Instructions to follow:
Filter the data for lines with the word "this", then copy every line so identified.

----

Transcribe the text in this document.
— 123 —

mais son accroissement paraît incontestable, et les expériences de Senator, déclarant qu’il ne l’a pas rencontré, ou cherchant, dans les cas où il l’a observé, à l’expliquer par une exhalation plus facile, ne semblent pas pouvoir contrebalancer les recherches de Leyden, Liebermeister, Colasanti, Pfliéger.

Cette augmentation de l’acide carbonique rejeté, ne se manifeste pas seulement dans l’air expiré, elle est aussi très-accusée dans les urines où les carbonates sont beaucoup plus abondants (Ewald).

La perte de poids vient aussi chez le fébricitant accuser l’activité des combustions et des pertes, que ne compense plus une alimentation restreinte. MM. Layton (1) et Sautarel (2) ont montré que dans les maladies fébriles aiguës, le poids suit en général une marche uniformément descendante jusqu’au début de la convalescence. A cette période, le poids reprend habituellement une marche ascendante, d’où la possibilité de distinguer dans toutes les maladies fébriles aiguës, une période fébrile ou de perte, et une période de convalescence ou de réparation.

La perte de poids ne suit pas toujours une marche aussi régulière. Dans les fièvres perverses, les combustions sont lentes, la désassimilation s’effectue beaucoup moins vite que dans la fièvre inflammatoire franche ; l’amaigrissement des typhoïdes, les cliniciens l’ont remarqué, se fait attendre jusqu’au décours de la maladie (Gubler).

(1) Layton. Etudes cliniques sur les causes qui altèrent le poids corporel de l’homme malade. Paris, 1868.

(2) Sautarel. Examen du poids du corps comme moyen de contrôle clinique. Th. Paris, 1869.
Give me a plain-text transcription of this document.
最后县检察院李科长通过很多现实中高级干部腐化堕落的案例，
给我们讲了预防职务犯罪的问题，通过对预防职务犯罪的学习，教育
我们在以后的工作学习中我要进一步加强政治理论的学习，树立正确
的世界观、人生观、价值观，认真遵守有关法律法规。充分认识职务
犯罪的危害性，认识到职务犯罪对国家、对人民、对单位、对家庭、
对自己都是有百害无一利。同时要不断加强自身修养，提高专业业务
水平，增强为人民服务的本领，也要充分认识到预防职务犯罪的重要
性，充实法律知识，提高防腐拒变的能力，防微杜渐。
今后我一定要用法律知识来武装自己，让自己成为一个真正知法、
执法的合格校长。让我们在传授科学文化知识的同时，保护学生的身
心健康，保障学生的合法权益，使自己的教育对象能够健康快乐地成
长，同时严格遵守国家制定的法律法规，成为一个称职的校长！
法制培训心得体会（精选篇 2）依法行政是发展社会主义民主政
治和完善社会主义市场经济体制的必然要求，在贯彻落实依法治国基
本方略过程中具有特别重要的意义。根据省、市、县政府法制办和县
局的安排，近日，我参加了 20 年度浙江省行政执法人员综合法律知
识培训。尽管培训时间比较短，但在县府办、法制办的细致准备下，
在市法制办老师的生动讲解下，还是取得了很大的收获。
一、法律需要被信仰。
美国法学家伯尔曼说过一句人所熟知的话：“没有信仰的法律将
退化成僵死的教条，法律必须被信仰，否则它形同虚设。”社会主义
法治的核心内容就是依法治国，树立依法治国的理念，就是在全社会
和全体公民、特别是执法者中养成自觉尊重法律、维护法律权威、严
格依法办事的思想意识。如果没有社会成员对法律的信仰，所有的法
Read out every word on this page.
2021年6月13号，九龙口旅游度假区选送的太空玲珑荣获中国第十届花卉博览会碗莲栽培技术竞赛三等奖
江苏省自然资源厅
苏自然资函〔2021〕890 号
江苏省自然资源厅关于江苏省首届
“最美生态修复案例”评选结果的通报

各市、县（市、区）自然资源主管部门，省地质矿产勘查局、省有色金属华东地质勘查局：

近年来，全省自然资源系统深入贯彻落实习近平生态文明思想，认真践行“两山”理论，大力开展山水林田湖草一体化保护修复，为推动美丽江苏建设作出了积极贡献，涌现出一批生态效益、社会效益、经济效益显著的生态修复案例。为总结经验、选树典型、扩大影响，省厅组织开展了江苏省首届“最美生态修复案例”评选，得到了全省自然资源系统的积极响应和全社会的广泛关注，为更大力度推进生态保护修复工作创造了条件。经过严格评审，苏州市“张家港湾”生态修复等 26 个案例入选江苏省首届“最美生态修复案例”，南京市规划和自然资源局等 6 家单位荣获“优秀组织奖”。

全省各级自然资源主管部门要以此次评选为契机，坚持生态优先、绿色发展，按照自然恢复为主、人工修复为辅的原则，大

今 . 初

----

Task result:
Transcribe the text in this document.
Give me a plain-text transcription of this document.
Read out every word on this page.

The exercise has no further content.